## PROBLEM STATEMENT
Extract the whole listing as it stands. Do not include the pictures.

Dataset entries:
>>>>
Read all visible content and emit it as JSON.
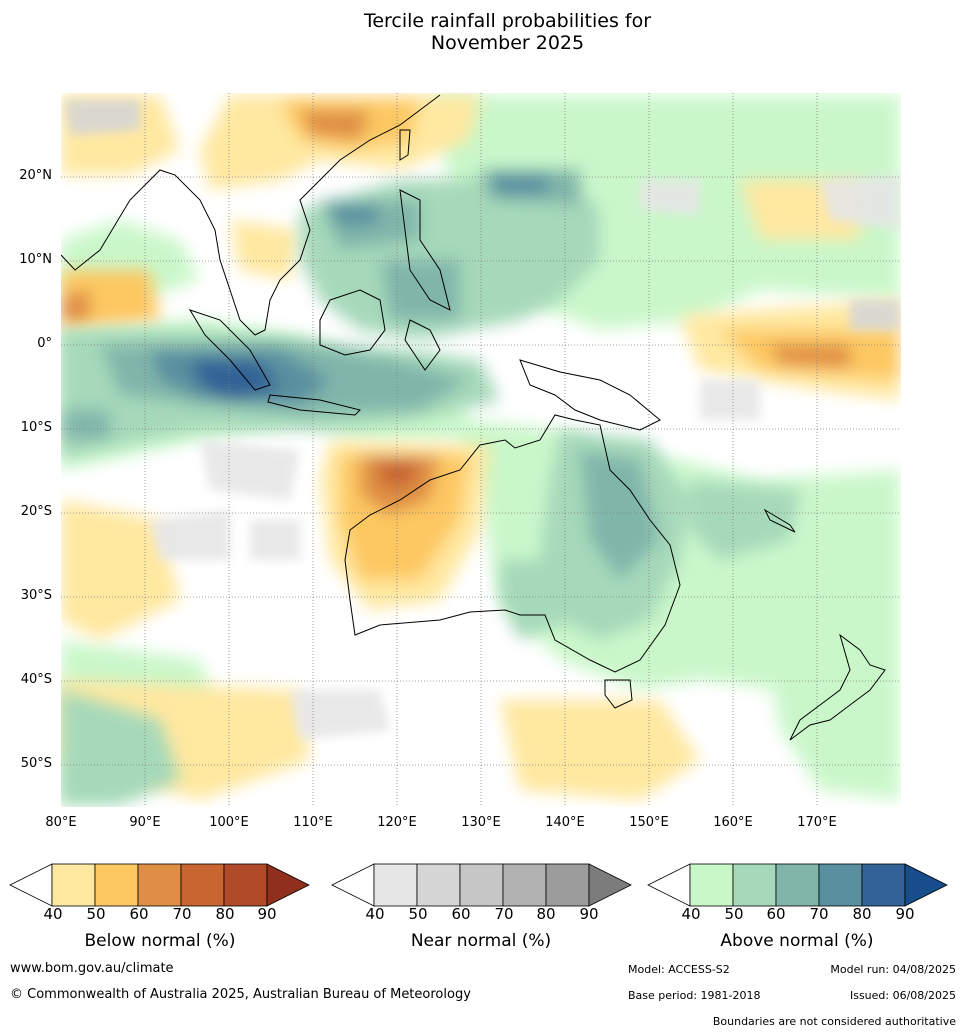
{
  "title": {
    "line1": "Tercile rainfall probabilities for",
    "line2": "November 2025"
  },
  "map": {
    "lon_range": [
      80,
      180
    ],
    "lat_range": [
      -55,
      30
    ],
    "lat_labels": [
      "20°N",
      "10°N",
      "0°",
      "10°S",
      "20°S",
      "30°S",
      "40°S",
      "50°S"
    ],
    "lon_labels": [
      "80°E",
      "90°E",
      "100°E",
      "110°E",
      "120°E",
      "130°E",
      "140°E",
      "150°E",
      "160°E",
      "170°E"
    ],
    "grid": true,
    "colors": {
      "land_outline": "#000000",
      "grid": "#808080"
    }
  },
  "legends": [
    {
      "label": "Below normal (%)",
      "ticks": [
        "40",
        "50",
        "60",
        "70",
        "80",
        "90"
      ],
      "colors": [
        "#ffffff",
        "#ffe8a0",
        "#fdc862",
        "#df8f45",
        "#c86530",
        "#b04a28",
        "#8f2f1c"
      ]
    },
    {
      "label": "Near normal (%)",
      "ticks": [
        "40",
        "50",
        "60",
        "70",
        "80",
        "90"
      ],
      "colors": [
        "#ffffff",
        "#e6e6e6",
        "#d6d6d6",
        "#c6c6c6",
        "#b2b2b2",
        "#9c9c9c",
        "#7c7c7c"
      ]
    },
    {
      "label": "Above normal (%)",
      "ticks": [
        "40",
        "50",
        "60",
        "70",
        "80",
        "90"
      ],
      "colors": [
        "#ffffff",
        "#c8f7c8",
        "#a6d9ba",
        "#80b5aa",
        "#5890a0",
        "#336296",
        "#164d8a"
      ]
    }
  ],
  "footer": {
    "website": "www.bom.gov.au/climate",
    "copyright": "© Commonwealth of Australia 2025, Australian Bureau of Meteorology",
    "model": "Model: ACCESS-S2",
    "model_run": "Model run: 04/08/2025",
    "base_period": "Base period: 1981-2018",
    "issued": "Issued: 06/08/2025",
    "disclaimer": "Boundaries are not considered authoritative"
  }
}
<<<<
## IN RESPONSE
Read all visible content and emit it as JSON.
{
  "title": {
    "line1": "Tercile rainfall probabilities for",
    "line2": "November 2025"
  },
  "map": {
    "lon_range": [
      80,
      180
    ],
    "lat_range": [
      -55,
      30
    ],
    "lat_labels": [
      "20°N",
      "10°N",
      "0°",
      "10°S",
      "20°S",
      "30°S",
      "40°S",
      "50°S"
    ],
    "lon_labels": [
      "80°E",
      "90°E",
      "100°E",
      "110°E",
      "120°E",
      "130°E",
      "140°E",
      "150°E",
      "160°E",
      "170°E"
    ],
    "grid": true,
    "colors": {
      "land_outline": "#000000",
      "grid": "#808080"
    }
  },
  "legends": [
    {
      "label": "Below normal (%)",
      "ticks": [
        "40",
        "50",
        "60",
        "70",
        "80",
        "90"
      ],
      "colors": [
        "#ffffff",
        "#ffe8a0",
        "#fdc862",
        "#df8f45",
        "#c86530",
        "#b04a28",
        "#8f2f1c"
      ]
    },
    {
      "label": "Near normal (%)",
      "ticks": [
        "40",
        "50",
        "60",
        "70",
        "80",
        "90"
      ],
      "colors": [
        "#ffffff",
        "#e6e6e6",
        "#d6d6d6",
        "#c6c6c6",
        "#b2b2b2",
        "#9c9c9c",
        "#7c7c7c"
      ]
    },
    {
      "label": "Above normal (%)",
      "ticks": [
        "40",
        "50",
        "60",
        "70",
        "80",
        "90"
      ],
      "colors": [
        "#ffffff",
        "#c8f7c8",
        "#a6d9ba",
        "#80b5aa",
        "#5890a0",
        "#336296",
        "#164d8a"
      ]
    }
  ],
  "footer": {
    "website": "www.bom.gov.au/climate",
    "copyright": "© Commonwealth of Australia 2025, Australian Bureau of Meteorology",
    "model": "Model: ACCESS-S2",
    "model_run": "Model run: 04/08/2025",
    "base_period": "Base period: 1981-2018",
    "issued": "Issued: 06/08/2025",
    "disclaimer": "Boundaries are not considered authoritative"
  }
}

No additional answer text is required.